* begin RECORDS PROVIDED *
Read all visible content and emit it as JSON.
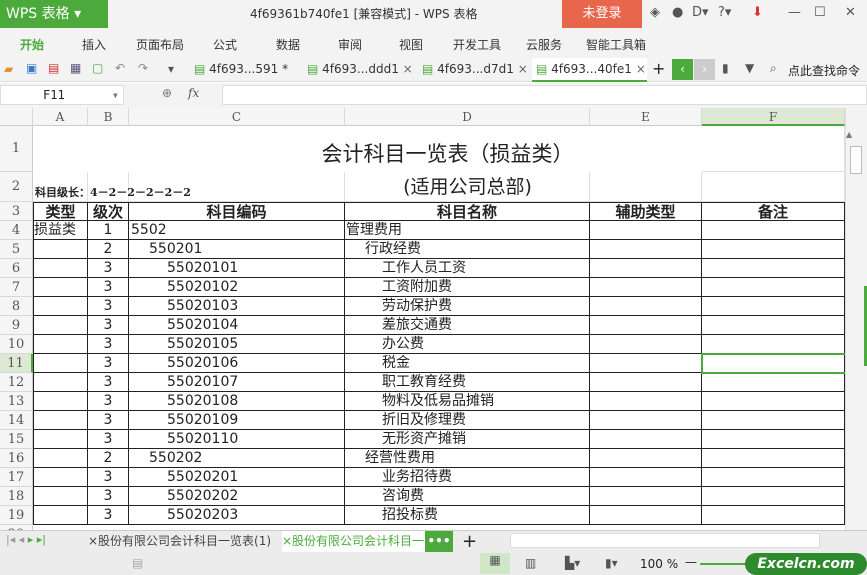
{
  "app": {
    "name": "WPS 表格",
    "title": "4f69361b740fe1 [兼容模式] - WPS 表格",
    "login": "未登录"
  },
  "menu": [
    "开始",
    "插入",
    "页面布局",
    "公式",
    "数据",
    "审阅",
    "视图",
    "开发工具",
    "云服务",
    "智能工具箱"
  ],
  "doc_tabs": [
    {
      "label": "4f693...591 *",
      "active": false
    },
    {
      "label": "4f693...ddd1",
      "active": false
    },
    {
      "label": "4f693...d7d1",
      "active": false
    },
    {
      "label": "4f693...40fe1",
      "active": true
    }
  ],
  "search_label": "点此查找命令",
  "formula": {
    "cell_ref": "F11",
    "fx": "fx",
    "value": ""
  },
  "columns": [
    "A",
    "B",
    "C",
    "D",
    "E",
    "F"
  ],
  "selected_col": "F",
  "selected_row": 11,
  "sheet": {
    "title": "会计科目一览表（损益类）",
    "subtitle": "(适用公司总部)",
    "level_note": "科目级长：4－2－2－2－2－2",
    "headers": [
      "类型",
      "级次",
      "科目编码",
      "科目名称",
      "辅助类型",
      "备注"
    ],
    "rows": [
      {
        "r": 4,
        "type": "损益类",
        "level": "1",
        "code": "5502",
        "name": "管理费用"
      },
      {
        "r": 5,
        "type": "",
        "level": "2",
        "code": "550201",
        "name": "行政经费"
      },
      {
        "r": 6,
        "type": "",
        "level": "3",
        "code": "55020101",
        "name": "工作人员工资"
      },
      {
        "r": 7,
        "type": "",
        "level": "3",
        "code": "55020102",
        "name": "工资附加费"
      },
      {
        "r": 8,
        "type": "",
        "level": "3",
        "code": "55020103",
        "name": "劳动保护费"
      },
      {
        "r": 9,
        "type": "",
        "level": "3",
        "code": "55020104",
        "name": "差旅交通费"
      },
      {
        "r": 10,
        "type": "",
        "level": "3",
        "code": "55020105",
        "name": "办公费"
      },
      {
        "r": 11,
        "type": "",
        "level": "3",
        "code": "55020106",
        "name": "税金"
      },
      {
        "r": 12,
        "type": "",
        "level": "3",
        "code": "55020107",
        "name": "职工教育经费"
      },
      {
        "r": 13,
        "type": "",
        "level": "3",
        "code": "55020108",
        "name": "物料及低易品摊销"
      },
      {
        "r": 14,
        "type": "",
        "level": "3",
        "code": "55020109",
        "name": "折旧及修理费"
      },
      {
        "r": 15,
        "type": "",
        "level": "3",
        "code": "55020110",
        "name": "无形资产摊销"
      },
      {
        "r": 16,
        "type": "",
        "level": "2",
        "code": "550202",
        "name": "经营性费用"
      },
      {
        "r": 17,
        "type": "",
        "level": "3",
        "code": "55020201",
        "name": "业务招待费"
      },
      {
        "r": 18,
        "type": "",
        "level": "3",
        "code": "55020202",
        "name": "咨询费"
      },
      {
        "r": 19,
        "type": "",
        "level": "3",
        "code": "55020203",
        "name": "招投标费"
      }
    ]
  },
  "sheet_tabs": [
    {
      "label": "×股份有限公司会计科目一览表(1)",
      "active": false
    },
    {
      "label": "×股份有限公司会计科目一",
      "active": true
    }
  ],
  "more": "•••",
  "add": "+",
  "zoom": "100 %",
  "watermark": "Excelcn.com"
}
* end RECORDS PROVIDED *
EXERCISE GOAL:
Skip every picture and transcribe the data above exactly.

TASK RESPONSE:
Read all visible content and emit it as JSON.
{
  "app": {
    "name": "WPS 表格",
    "title": "4f69361b740fe1 [兼容模式] - WPS 表格",
    "login": "未登录"
  },
  "menu": [
    "开始",
    "插入",
    "页面布局",
    "公式",
    "数据",
    "审阅",
    "视图",
    "开发工具",
    "云服务",
    "智能工具箱"
  ],
  "doc_tabs": [
    {
      "label": "4f693...591 *",
      "active": false
    },
    {
      "label": "4f693...ddd1",
      "active": false
    },
    {
      "label": "4f693...d7d1",
      "active": false
    },
    {
      "label": "4f693...40fe1",
      "active": true
    }
  ],
  "search_label": "点此查找命令",
  "formula": {
    "cell_ref": "F11",
    "fx": "fx",
    "value": ""
  },
  "columns": [
    "A",
    "B",
    "C",
    "D",
    "E",
    "F"
  ],
  "selected_col": "F",
  "selected_row": 11,
  "sheet": {
    "title": "会计科目一览表（损益类）",
    "subtitle": "(适用公司总部)",
    "level_note": "科目级长：4－2－2－2－2－2",
    "headers": [
      "类型",
      "级次",
      "科目编码",
      "科目名称",
      "辅助类型",
      "备注"
    ],
    "rows": [
      {
        "r": 4,
        "type": "损益类",
        "level": "1",
        "code": "5502",
        "name": "管理费用"
      },
      {
        "r": 5,
        "type": "",
        "level": "2",
        "code": "550201",
        "name": "行政经费"
      },
      {
        "r": 6,
        "type": "",
        "level": "3",
        "code": "55020101",
        "name": "工作人员工资"
      },
      {
        "r": 7,
        "type": "",
        "level": "3",
        "code": "55020102",
        "name": "工资附加费"
      },
      {
        "r": 8,
        "type": "",
        "level": "3",
        "code": "55020103",
        "name": "劳动保护费"
      },
      {
        "r": 9,
        "type": "",
        "level": "3",
        "code": "55020104",
        "name": "差旅交通费"
      },
      {
        "r": 10,
        "type": "",
        "level": "3",
        "code": "55020105",
        "name": "办公费"
      },
      {
        "r": 11,
        "type": "",
        "level": "3",
        "code": "55020106",
        "name": "税金"
      },
      {
        "r": 12,
        "type": "",
        "level": "3",
        "code": "55020107",
        "name": "职工教育经费"
      },
      {
        "r": 13,
        "type": "",
        "level": "3",
        "code": "55020108",
        "name": "物料及低易品摊销"
      },
      {
        "r": 14,
        "type": "",
        "level": "3",
        "code": "55020109",
        "name": "折旧及修理费"
      },
      {
        "r": 15,
        "type": "",
        "level": "3",
        "code": "55020110",
        "name": "无形资产摊销"
      },
      {
        "r": 16,
        "type": "",
        "level": "2",
        "code": "550202",
        "name": "经营性费用"
      },
      {
        "r": 17,
        "type": "",
        "level": "3",
        "code": "55020201",
        "name": "业务招待费"
      },
      {
        "r": 18,
        "type": "",
        "level": "3",
        "code": "55020202",
        "name": "咨询费"
      },
      {
        "r": 19,
        "type": "",
        "level": "3",
        "code": "55020203",
        "name": "招投标费"
      }
    ]
  },
  "sheet_tabs": [
    {
      "label": "×股份有限公司会计科目一览表(1)",
      "active": false
    },
    {
      "label": "×股份有限公司会计科目一",
      "active": true
    }
  ],
  "more": "•••",
  "add": "+",
  "zoom": "100 %",
  "watermark": "Excelcn.com"
}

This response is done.